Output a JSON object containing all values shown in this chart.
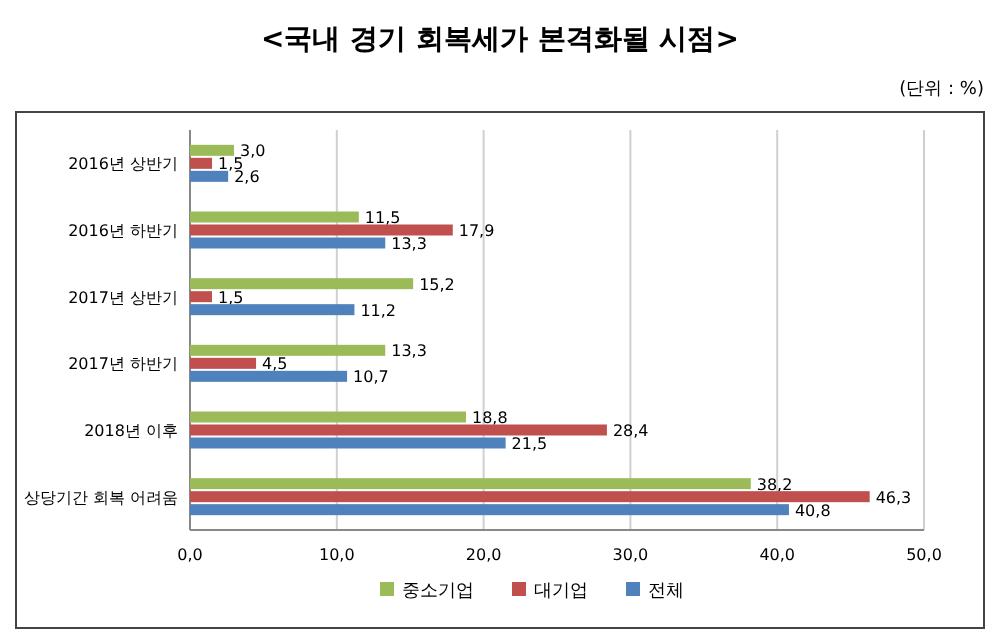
{
  "chart_data": {
    "type": "bar",
    "orientation": "horizontal",
    "title": "<국내 경기 회복세가 본격화될 시점>",
    "annotations": [
      "(단위 : %)"
    ],
    "categories": [
      "2016년 상반기",
      "2016년 하반기",
      "2017년 상반기",
      "2017년 하반기",
      "2018년 이후",
      "상당기간 회복 어려움"
    ],
    "series": [
      {
        "name": "중소기업",
        "color": "#9bbb59",
        "values": [
          3.0,
          11.5,
          15.2,
          13.3,
          18.8,
          38.2
        ],
        "value_labels": [
          "3,0",
          "11,5",
          "15,2",
          "13,3",
          "18,8",
          "38,2"
        ]
      },
      {
        "name": "대기업",
        "color": "#c0504d",
        "values": [
          1.5,
          17.9,
          1.5,
          4.5,
          28.4,
          46.3
        ],
        "value_labels": [
          "1,5",
          "17,9",
          "1,5",
          "4,5",
          "28,4",
          "46,3"
        ]
      },
      {
        "name": "전체",
        "color": "#4f81bd",
        "values": [
          2.6,
          13.3,
          11.2,
          10.7,
          21.5,
          40.8
        ],
        "value_labels": [
          "2,6",
          "13,3",
          "11,2",
          "10,7",
          "21,5",
          "40,8"
        ]
      }
    ],
    "xlim": [
      0,
      50
    ],
    "xticks": [
      {
        "value": 0,
        "label": "0,0"
      },
      {
        "value": 10,
        "label": "10,0"
      },
      {
        "value": 20,
        "label": "20,0"
      },
      {
        "value": 30,
        "label": "30,0"
      },
      {
        "value": 40,
        "label": "40,0"
      },
      {
        "value": 50,
        "label": "50,0"
      }
    ],
    "grid": "x",
    "legend": "bottom"
  }
}
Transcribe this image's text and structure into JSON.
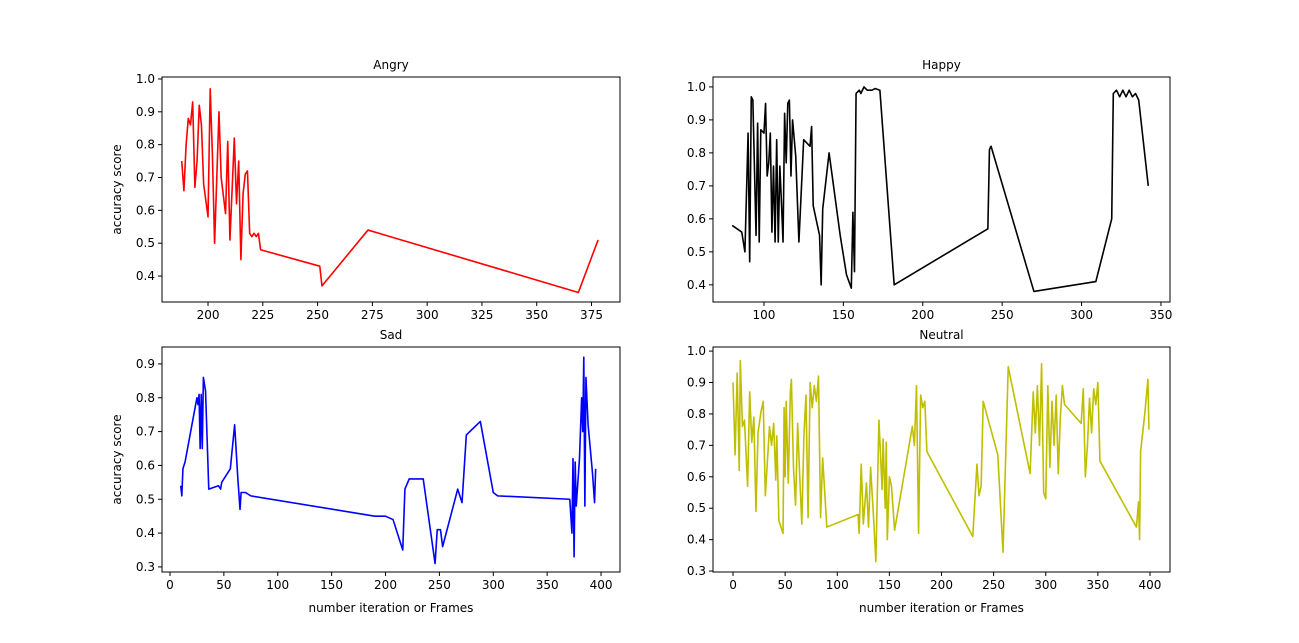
{
  "chart_data": [
    {
      "type": "line",
      "title": "Angry",
      "ylabel": "accuracy score",
      "x": [
        188,
        189,
        190,
        191,
        192,
        193,
        194,
        195,
        196,
        197,
        198,
        200,
        201,
        202,
        203,
        205,
        206,
        208,
        209,
        210,
        212,
        213,
        214,
        215,
        216,
        217,
        218,
        219,
        220,
        221,
        222,
        223,
        224,
        251,
        252,
        273,
        369,
        378
      ],
      "series": [
        {
          "color": "#ff0000",
          "values": [
            0.75,
            0.66,
            0.8,
            0.88,
            0.86,
            0.93,
            0.67,
            0.75,
            0.92,
            0.86,
            0.68,
            0.58,
            0.97,
            0.77,
            0.5,
            0.9,
            0.7,
            0.59,
            0.81,
            0.51,
            0.82,
            0.62,
            0.75,
            0.45,
            0.65,
            0.71,
            0.72,
            0.53,
            0.52,
            0.53,
            0.52,
            0.53,
            0.48,
            0.43,
            0.37,
            0.54,
            0.35,
            0.51
          ]
        }
      ],
      "xlim": [
        179,
        388
      ],
      "ylim": [
        0.321,
        1.006
      ],
      "xticks": [
        200,
        225,
        250,
        275,
        300,
        325,
        350,
        375
      ],
      "yticks": [
        0.4,
        0.5,
        0.6,
        0.7,
        0.8,
        0.9,
        {
          "value": 1,
          "label": "1.0"
        }
      ]
    },
    {
      "type": "line",
      "title": "Happy",
      "x": [
        80,
        86,
        88,
        90,
        91,
        92,
        93,
        95,
        96,
        97,
        98,
        100,
        101,
        102,
        103,
        104,
        105,
        106,
        107,
        108,
        109,
        110,
        111,
        112,
        113,
        114,
        115,
        116,
        117,
        118,
        120,
        122,
        125,
        129,
        130,
        131,
        135,
        136,
        137,
        141,
        148,
        152,
        155,
        156,
        157,
        158,
        160,
        161,
        163,
        165,
        168,
        170,
        173,
        182,
        241,
        242,
        243,
        270,
        309,
        319,
        320,
        322,
        324,
        326,
        328,
        330,
        332,
        334,
        336,
        342
      ],
      "series": [
        {
          "color": "#000000",
          "values": [
            0.58,
            0.56,
            0.5,
            0.86,
            0.47,
            0.97,
            0.96,
            0.55,
            0.89,
            0.53,
            0.87,
            0.86,
            0.95,
            0.73,
            0.77,
            0.86,
            0.56,
            0.76,
            0.53,
            0.84,
            0.53,
            0.76,
            0.65,
            0.53,
            0.92,
            0.77,
            0.95,
            0.96,
            0.73,
            0.9,
            0.79,
            0.53,
            0.84,
            0.82,
            0.88,
            0.64,
            0.55,
            0.4,
            0.63,
            0.8,
            0.55,
            0.43,
            0.39,
            0.62,
            0.44,
            0.98,
            0.99,
            0.98,
            1.0,
            0.99,
            0.99,
            0.995,
            0.99,
            0.4,
            0.57,
            0.81,
            0.82,
            0.38,
            0.41,
            0.6,
            0.98,
            0.99,
            0.97,
            0.99,
            0.97,
            0.99,
            0.97,
            0.98,
            0.96,
            0.7
          ]
        }
      ],
      "xlim": [
        67.9,
        355.7
      ],
      "ylim": [
        0.348,
        1.03
      ],
      "xticks": [
        100,
        150,
        200,
        250,
        300,
        350
      ],
      "yticks": [
        0.4,
        0.5,
        0.6,
        0.7,
        0.8,
        0.9,
        {
          "value": 1,
          "label": "1.0"
        }
      ]
    },
    {
      "type": "line",
      "title": "Sad",
      "ylabel": "accuracy score",
      "xlabel": "number iteration or Frames",
      "x": [
        10,
        11,
        12,
        14,
        25,
        26,
        27,
        28,
        29,
        30,
        31,
        33,
        36,
        45,
        47,
        48,
        56,
        60,
        63,
        65,
        66,
        70,
        75,
        190,
        200,
        207,
        216,
        218,
        222,
        235,
        246,
        248,
        251,
        253,
        267,
        271,
        275,
        288,
        300,
        304,
        371,
        373,
        374,
        375,
        376,
        377,
        380,
        382,
        383,
        384,
        385,
        386,
        388,
        392,
        394,
        395
      ],
      "series": [
        {
          "color": "#0000ff",
          "values": [
            0.54,
            0.51,
            0.59,
            0.61,
            0.8,
            0.78,
            0.81,
            0.65,
            0.81,
            0.65,
            0.86,
            0.82,
            0.53,
            0.54,
            0.53,
            0.55,
            0.59,
            0.72,
            0.56,
            0.47,
            0.52,
            0.52,
            0.51,
            0.45,
            0.45,
            0.44,
            0.35,
            0.53,
            0.56,
            0.56,
            0.31,
            0.41,
            0.41,
            0.36,
            0.53,
            0.49,
            0.69,
            0.73,
            0.52,
            0.51,
            0.5,
            0.4,
            0.62,
            0.33,
            0.61,
            0.48,
            0.62,
            0.8,
            0.7,
            0.92,
            0.48,
            0.86,
            0.72,
            0.58,
            0.49,
            0.59
          ]
        }
      ],
      "xlim": [
        -7.4,
        417.6
      ],
      "ylim": [
        0.285,
        0.95
      ],
      "xticks": [
        0,
        50,
        100,
        150,
        200,
        250,
        300,
        350,
        400
      ],
      "yticks": [
        0.3,
        0.4,
        0.5,
        0.6,
        0.7,
        0.8,
        0.9
      ]
    },
    {
      "type": "line",
      "title": "Neutral",
      "xlabel": "number iteration or Frames",
      "x": [
        0,
        2,
        4,
        6,
        7,
        9,
        11,
        14,
        16,
        18,
        20,
        22,
        24,
        27,
        29,
        31,
        33,
        35,
        37,
        39,
        41,
        42,
        44,
        46,
        48,
        49,
        50,
        51,
        53,
        55,
        56,
        58,
        60,
        62,
        64,
        66,
        68,
        70,
        72,
        74,
        76,
        78,
        80,
        82,
        84,
        86,
        88,
        90,
        120,
        121,
        123,
        125,
        128,
        130,
        132,
        135,
        137,
        140,
        143,
        144,
        146,
        147,
        148,
        150,
        152,
        155,
        172,
        174,
        176,
        178,
        180,
        182,
        184,
        186,
        230,
        234,
        236,
        238,
        240,
        254,
        259,
        264,
        285,
        288,
        290,
        292,
        294,
        296,
        298,
        300,
        302,
        304,
        306,
        308,
        310,
        312,
        314,
        316,
        318,
        334,
        336,
        338,
        340,
        342,
        344,
        346,
        348,
        350,
        352,
        387,
        389,
        390,
        391,
        395,
        398,
        399
      ],
      "series": [
        {
          "color": "#bfbf00",
          "values": [
            0.9,
            0.67,
            0.93,
            0.62,
            0.97,
            0.76,
            0.78,
            0.57,
            0.87,
            0.71,
            0.79,
            0.49,
            0.74,
            0.81,
            0.84,
            0.54,
            0.65,
            0.76,
            0.7,
            0.77,
            0.59,
            0.73,
            0.46,
            0.44,
            0.42,
            0.82,
            0.6,
            0.84,
            0.58,
            0.87,
            0.91,
            0.63,
            0.51,
            0.77,
            0.6,
            0.45,
            0.73,
            0.86,
            0.47,
            0.9,
            0.82,
            0.89,
            0.84,
            0.92,
            0.47,
            0.66,
            0.55,
            0.44,
            0.48,
            0.42,
            0.64,
            0.45,
            0.58,
            0.44,
            0.63,
            0.46,
            0.33,
            0.78,
            0.56,
            0.72,
            0.5,
            0.71,
            0.4,
            0.6,
            0.57,
            0.43,
            0.76,
            0.7,
            0.89,
            0.42,
            0.86,
            0.82,
            0.84,
            0.68,
            0.41,
            0.64,
            0.54,
            0.57,
            0.84,
            0.67,
            0.36,
            0.95,
            0.61,
            0.87,
            0.74,
            0.89,
            0.7,
            0.96,
            0.55,
            0.53,
            0.89,
            0.63,
            0.84,
            0.7,
            0.86,
            0.61,
            0.79,
            0.89,
            0.83,
            0.77,
            0.88,
            0.6,
            0.7,
            0.85,
            0.74,
            0.88,
            0.83,
            0.9,
            0.65,
            0.44,
            0.52,
            0.4,
            0.68,
            0.8,
            0.91,
            0.75
          ]
        }
      ],
      "xlim": [
        -19.2,
        419.2
      ],
      "ylim": [
        0.297,
        1.013
      ],
      "xticks": [
        0,
        50,
        100,
        150,
        200,
        250,
        300,
        350,
        400
      ],
      "yticks": [
        0.3,
        0.4,
        0.5,
        0.6,
        0.7,
        0.8,
        0.9,
        {
          "value": 1,
          "label": "1.0"
        }
      ]
    }
  ]
}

----

▶ Goal
Exactly how many lines of the listing above contain the string "title"? Give no more than the number.

▶ Result of the exercise
5